* **WHAT THE EXERCISE ASKS**
Set each entry down verbatim, omitting images.

(Data items)
-----

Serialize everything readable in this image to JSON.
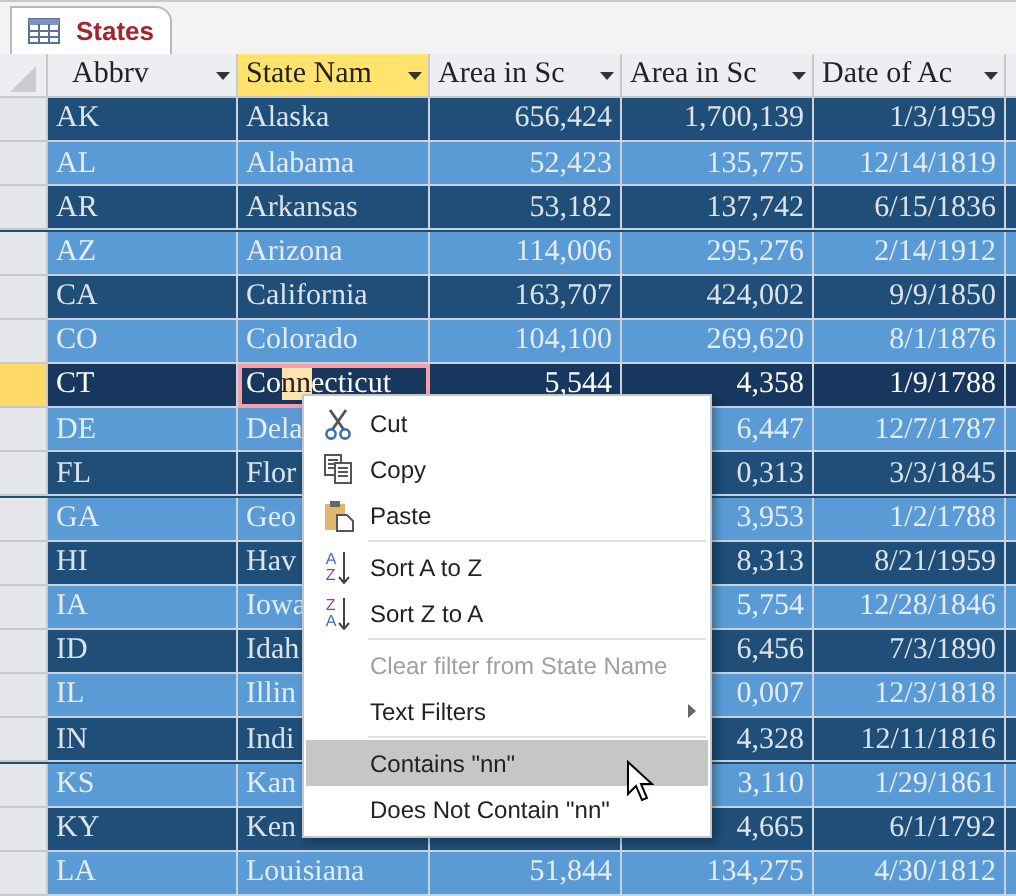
{
  "tab": {
    "title": "States",
    "selected": true
  },
  "columns": [
    {
      "label": "Abbrv",
      "selected": false
    },
    {
      "label": "State Nam",
      "selected": true
    },
    {
      "label": "Area in Sc",
      "selected": false
    },
    {
      "label": "Area in Sc",
      "selected": false
    },
    {
      "label": "Date of Ac",
      "selected": false
    }
  ],
  "rows": [
    {
      "current": false,
      "cells": [
        "AK",
        "Alaska",
        "656,424",
        "1,700,139",
        "1/3/1959"
      ]
    },
    {
      "current": false,
      "cells": [
        "AL",
        "Alabama",
        "52,423",
        "135,775",
        "12/14/1819"
      ]
    },
    {
      "current": false,
      "cells": [
        "AR",
        "Arkansas",
        "53,182",
        "137,742",
        "6/15/1836"
      ]
    },
    {
      "current": false,
      "cells": [
        "AZ",
        "Arizona",
        "114,006",
        "295,276",
        "2/14/1912"
      ]
    },
    {
      "current": false,
      "cells": [
        "CA",
        "California",
        "163,707",
        "424,002",
        "9/9/1850"
      ]
    },
    {
      "current": false,
      "cells": [
        "CO",
        "Colorado",
        "104,100",
        "269,620",
        "8/1/1876"
      ]
    },
    {
      "current": true,
      "cells": [
        "CT",
        {
          "parts": [
            {
              "text": "Co",
              "selected": false
            },
            {
              "text": "nn",
              "selected": true
            },
            {
              "text": "ecticut",
              "selected": false
            }
          ]
        },
        "5,544",
        "4,358",
        "1/9/1788"
      ]
    },
    {
      "current": false,
      "cells": [
        "DE",
        "Dela",
        null,
        "6,447",
        "12/7/1787"
      ]
    },
    {
      "current": false,
      "cells": [
        "FL",
        "Flor",
        null,
        "0,313",
        "3/3/1845"
      ]
    },
    {
      "current": false,
      "cells": [
        "GA",
        "Geo",
        null,
        "3,953",
        "1/2/1788"
      ]
    },
    {
      "current": false,
      "cells": [
        "HI",
        "Hav",
        null,
        "8,313",
        "8/21/1959"
      ]
    },
    {
      "current": false,
      "cells": [
        "IA",
        "Iowa",
        null,
        "5,754",
        "12/28/1846"
      ]
    },
    {
      "current": false,
      "cells": [
        "ID",
        "Idah",
        null,
        "6,456",
        "7/3/1890"
      ]
    },
    {
      "current": false,
      "cells": [
        "IL",
        "Illin",
        null,
        "0,007",
        "12/3/1818"
      ]
    },
    {
      "current": false,
      "cells": [
        "IN",
        "Indi",
        null,
        "4,328",
        "12/11/1816"
      ]
    },
    {
      "current": false,
      "cells": [
        "KS",
        "Kan",
        null,
        "3,110",
        "1/29/1861"
      ]
    },
    {
      "current": false,
      "cells": [
        "KY",
        "Ken",
        null,
        "4,665",
        "6/1/1792"
      ]
    },
    {
      "current": false,
      "cells": [
        "LA",
        "Louisiana",
        "51,844",
        "134,275",
        "4/30/1812"
      ]
    }
  ],
  "context_menu": {
    "items": [
      {
        "kind": "cut",
        "label": "Cut",
        "disabled": false,
        "highlighted": false
      },
      {
        "kind": "copy",
        "label": "Copy",
        "disabled": false,
        "highlighted": false
      },
      {
        "kind": "paste",
        "label": "Paste",
        "disabled": false,
        "highlighted": false
      },
      {
        "kind": "separator"
      },
      {
        "kind": "sortasc",
        "label": "Sort A to Z",
        "icon_letters": [
          "A",
          "Z"
        ],
        "disabled": false,
        "highlighted": false
      },
      {
        "kind": "sortdesc",
        "label": "Sort Z to A",
        "icon_letters": [
          "Z",
          "A"
        ],
        "disabled": false,
        "highlighted": false
      },
      {
        "kind": "separator"
      },
      {
        "kind": "plain",
        "label": "Clear filter from State Name",
        "disabled": true,
        "highlighted": false
      },
      {
        "kind": "submenu",
        "label": "Text Filters",
        "disabled": false,
        "highlighted": false
      },
      {
        "kind": "separator"
      },
      {
        "kind": "plain",
        "label": "Contains \"nn\"",
        "disabled": false,
        "highlighted": true
      },
      {
        "kind": "plain",
        "label": "Does Not Contain \"nn\"",
        "disabled": false,
        "highlighted": false
      }
    ]
  }
}
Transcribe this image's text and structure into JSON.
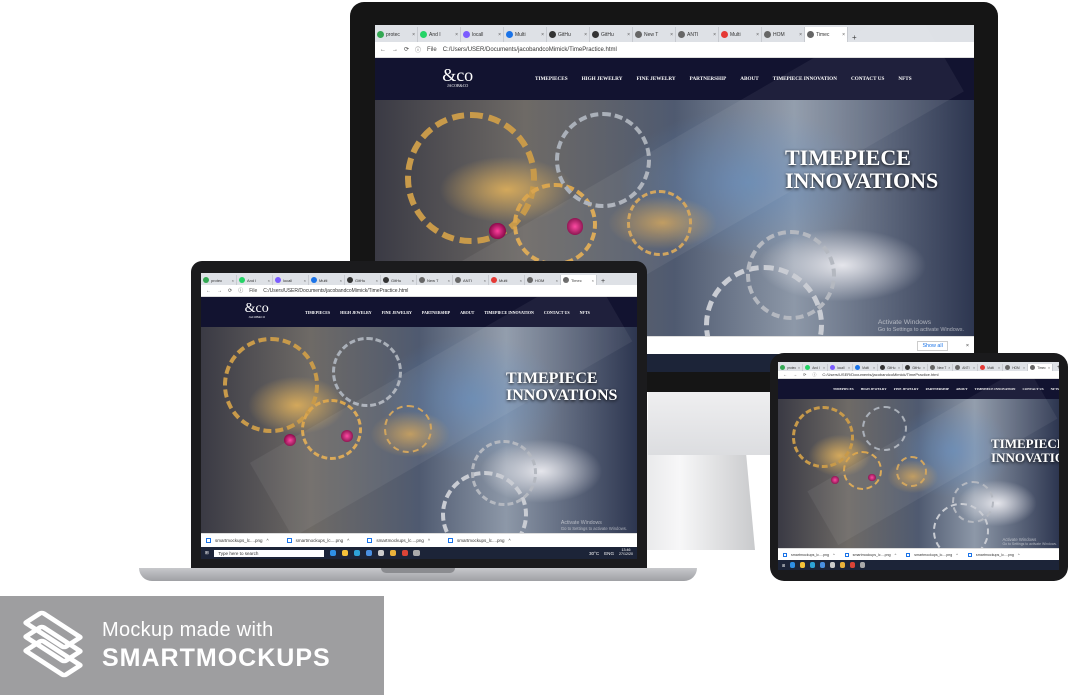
{
  "browser": {
    "tabs": [
      {
        "label": "protec",
        "icon": "shield-icon",
        "color": "#34a853"
      },
      {
        "label": "And I",
        "icon": "whatsapp-icon",
        "color": "#25d366"
      },
      {
        "label": "locall",
        "icon": "php-icon",
        "color": "#7b5cff"
      },
      {
        "label": "Multi",
        "icon": "cloud-icon",
        "color": "#1a73e8"
      },
      {
        "label": "GitHu",
        "icon": "github-icon",
        "color": "#333333"
      },
      {
        "label": "GitHu",
        "icon": "github-icon",
        "color": "#333333"
      },
      {
        "label": "New T",
        "icon": "globe-icon",
        "color": "#666666"
      },
      {
        "label": "ANTI",
        "icon": "globe-icon",
        "color": "#666666"
      },
      {
        "label": "Multi",
        "icon": "ring-icon",
        "color": "#e53935"
      },
      {
        "label": "HOM",
        "icon": "globe-icon",
        "color": "#666666"
      },
      {
        "label": "Timec",
        "icon": "globe-icon",
        "color": "#666666",
        "active": true
      }
    ],
    "address": {
      "prefix": "File",
      "url": "C:/Users/USER/Documents/jacobandcoMimick/TimePractice.html"
    }
  },
  "site": {
    "logo_mark": "&co",
    "logo_sub": "JACOB&CO",
    "nav": [
      "TIMEPIECES",
      "HIGH JEWELRY",
      "FINE JEWELRY",
      "PARTNERSHIP",
      "ABOUT",
      "TIMEPIECE INNOVATION",
      "CONTACT US",
      "NFTS"
    ],
    "hero_title_line1": "TIMEPIECE",
    "hero_title_line2": "INNOVATIONS",
    "hero_title_line2_tablet": "INNOVATIO"
  },
  "windows": {
    "activate_title": "Activate Windows",
    "activate_sub": "Go to Settings to activate Windows."
  },
  "downloads": {
    "items": [
      "smartmockups_lc....png",
      "smartmockups_lc....png",
      "smartmockups_lc....png",
      "smartmockups_lc....png"
    ],
    "monitor_items": [
      ".png",
      "smartmockups_lc....png"
    ],
    "show_all": "Show all"
  },
  "taskbar": {
    "search_placeholder": "Type here to search",
    "weather": "30°C",
    "lang": "ENG",
    "time_laptop": "13:46",
    "date_laptop": "27/12/20",
    "time_monitor": "13:46"
  },
  "badge": {
    "line1": "Mockup made with",
    "line2": "SMARTMOCKUPS"
  },
  "colors": {
    "accent": "#1a73e8",
    "site_bg": "#121330",
    "badge_bg": "#9e9ea0"
  }
}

-----

* **SOLVED PROBLEM**
Serialize everything readable in this image to JSON.
{
  "tab": {
    "title": "States",
    "selected": true
  },
  "columns": [
    {
      "label": "Abbrv",
      "selected": false
    },
    {
      "label": "State Nam",
      "selected": true
    },
    {
      "label": "Area in Sc",
      "selected": false
    },
    {
      "label": "Area in Sc",
      "selected": false
    },
    {
      "label": "Date of Ac",
      "selected": false
    }
  ],
  "rows": [
    {
      "current": false,
      "cells": [
        "AK",
        "Alaska",
        "656,424",
        "1,700,139",
        "1/3/1959"
      ]
    },
    {
      "current": false,
      "cells": [
        "AL",
        "Alabama",
        "52,423",
        "135,775",
        "12/14/1819"
      ]
    },
    {
      "current": false,
      "cells": [
        "AR",
        "Arkansas",
        "53,182",
        "137,742",
        "6/15/1836"
      ]
    },
    {
      "current": false,
      "cells": [
        "AZ",
        "Arizona",
        "114,006",
        "295,276",
        "2/14/1912"
      ]
    },
    {
      "current": false,
      "cells": [
        "CA",
        "California",
        "163,707",
        "424,002",
        "9/9/1850"
      ]
    },
    {
      "current": false,
      "cells": [
        "CO",
        "Colorado",
        "104,100",
        "269,620",
        "8/1/1876"
      ]
    },
    {
      "current": true,
      "cells": [
        "CT",
        {
          "parts": [
            {
              "text": "Co",
              "selected": false
            },
            {
              "text": "nn",
              "selected": true
            },
            {
              "text": "ecticut",
              "selected": false
            }
          ]
        },
        "5,544",
        "4,358",
        "1/9/1788"
      ]
    },
    {
      "current": false,
      "cells": [
        "DE",
        "Dela",
        null,
        "6,447",
        "12/7/1787"
      ]
    },
    {
      "current": false,
      "cells": [
        "FL",
        "Flor",
        null,
        "0,313",
        "3/3/1845"
      ]
    },
    {
      "current": false,
      "cells": [
        "GA",
        "Geo",
        null,
        "3,953",
        "1/2/1788"
      ]
    },
    {
      "current": false,
      "cells": [
        "HI",
        "Hav",
        null,
        "8,313",
        "8/21/1959"
      ]
    },
    {
      "current": false,
      "cells": [
        "IA",
        "Iowa",
        null,
        "5,754",
        "12/28/1846"
      ]
    },
    {
      "current": false,
      "cells": [
        "ID",
        "Idah",
        null,
        "6,456",
        "7/3/1890"
      ]
    },
    {
      "current": false,
      "cells": [
        "IL",
        "Illin",
        null,
        "0,007",
        "12/3/1818"
      ]
    },
    {
      "current": false,
      "cells": [
        "IN",
        "Indi",
        null,
        "4,328",
        "12/11/1816"
      ]
    },
    {
      "current": false,
      "cells": [
        "KS",
        "Kan",
        null,
        "3,110",
        "1/29/1861"
      ]
    },
    {
      "current": false,
      "cells": [
        "KY",
        "Ken",
        null,
        "4,665",
        "6/1/1792"
      ]
    },
    {
      "current": false,
      "cells": [
        "LA",
        "Louisiana",
        "51,844",
        "134,275",
        "4/30/1812"
      ]
    }
  ],
  "context_menu": {
    "items": [
      {
        "kind": "cut",
        "label": "Cut",
        "disabled": false,
        "highlighted": false
      },
      {
        "kind": "copy",
        "label": "Copy",
        "disabled": false,
        "highlighted": false
      },
      {
        "kind": "paste",
        "label": "Paste",
        "disabled": false,
        "highlighted": false
      },
      {
        "kind": "separator"
      },
      {
        "kind": "sortasc",
        "label": "Sort A to Z",
        "icon_letters": [
          "A",
          "Z"
        ],
        "disabled": false,
        "highlighted": false
      },
      {
        "kind": "sortdesc",
        "label": "Sort Z to A",
        "icon_letters": [
          "Z",
          "A"
        ],
        "disabled": false,
        "highlighted": false
      },
      {
        "kind": "separator"
      },
      {
        "kind": "plain",
        "label": "Clear filter from State Name",
        "disabled": true,
        "highlighted": false
      },
      {
        "kind": "submenu",
        "label": "Text Filters",
        "disabled": false,
        "highlighted": false
      },
      {
        "kind": "separator"
      },
      {
        "kind": "plain",
        "label": "Contains \"nn\"",
        "disabled": false,
        "highlighted": true
      },
      {
        "kind": "plain",
        "label": "Does Not Contain \"nn\"",
        "disabled": false,
        "highlighted": false
      }
    ]
  }
}
Transcribe this image's text and structure into JSON.
{
  "browser": {
    "tabs": [
      {
        "label": "protec",
        "icon": "shield-icon",
        "color": "#34a853"
      },
      {
        "label": "And I",
        "icon": "whatsapp-icon",
        "color": "#25d366"
      },
      {
        "label": "locall",
        "icon": "php-icon",
        "color": "#7b5cff"
      },
      {
        "label": "Multi",
        "icon": "cloud-icon",
        "color": "#1a73e8"
      },
      {
        "label": "GitHu",
        "icon": "github-icon",
        "color": "#333333"
      },
      {
        "label": "GitHu",
        "icon": "github-icon",
        "color": "#333333"
      },
      {
        "label": "New T",
        "icon": "globe-icon",
        "color": "#666666"
      },
      {
        "label": "ANTI",
        "icon": "globe-icon",
        "color": "#666666"
      },
      {
        "label": "Multi",
        "icon": "ring-icon",
        "color": "#e53935"
      },
      {
        "label": "HOM",
        "icon": "globe-icon",
        "color": "#666666"
      },
      {
        "label": "Timec",
        "icon": "globe-icon",
        "color": "#666666",
        "active": true
      }
    ],
    "address": {
      "prefix": "File",
      "url": "C:/Users/USER/Documents/jacobandcoMimick/TimePractice.html"
    }
  },
  "site": {
    "logo_mark": "&co",
    "logo_sub": "JACOB&CO",
    "nav": [
      "TIMEPIECES",
      "HIGH JEWELRY",
      "FINE JEWELRY",
      "PARTNERSHIP",
      "ABOUT",
      "TIMEPIECE INNOVATION",
      "CONTACT US",
      "NFTS"
    ],
    "hero_title_line1": "TIMEPIECE",
    "hero_title_line2": "INNOVATIONS",
    "hero_title_line2_tablet": "INNOVATIO"
  },
  "windows": {
    "activate_title": "Activate Windows",
    "activate_sub": "Go to Settings to activate Windows."
  },
  "downloads": {
    "items": [
      "smartmockups_lc....png",
      "smartmockups_lc....png",
      "smartmockups_lc....png",
      "smartmockups_lc....png"
    ],
    "monitor_items": [
      ".png",
      "smartmockups_lc....png"
    ],
    "show_all": "Show all"
  },
  "taskbar": {
    "search_placeholder": "Type here to search",
    "weather": "30°C",
    "lang": "ENG",
    "time_laptop": "13:46",
    "date_laptop": "27/12/20",
    "time_monitor": "13:46"
  },
  "badge": {
    "line1": "Mockup made with",
    "line2": "SMARTMOCKUPS"
  },
  "colors": {
    "accent": "#1a73e8",
    "site_bg": "#121330",
    "badge_bg": "#9e9ea0"
  }
}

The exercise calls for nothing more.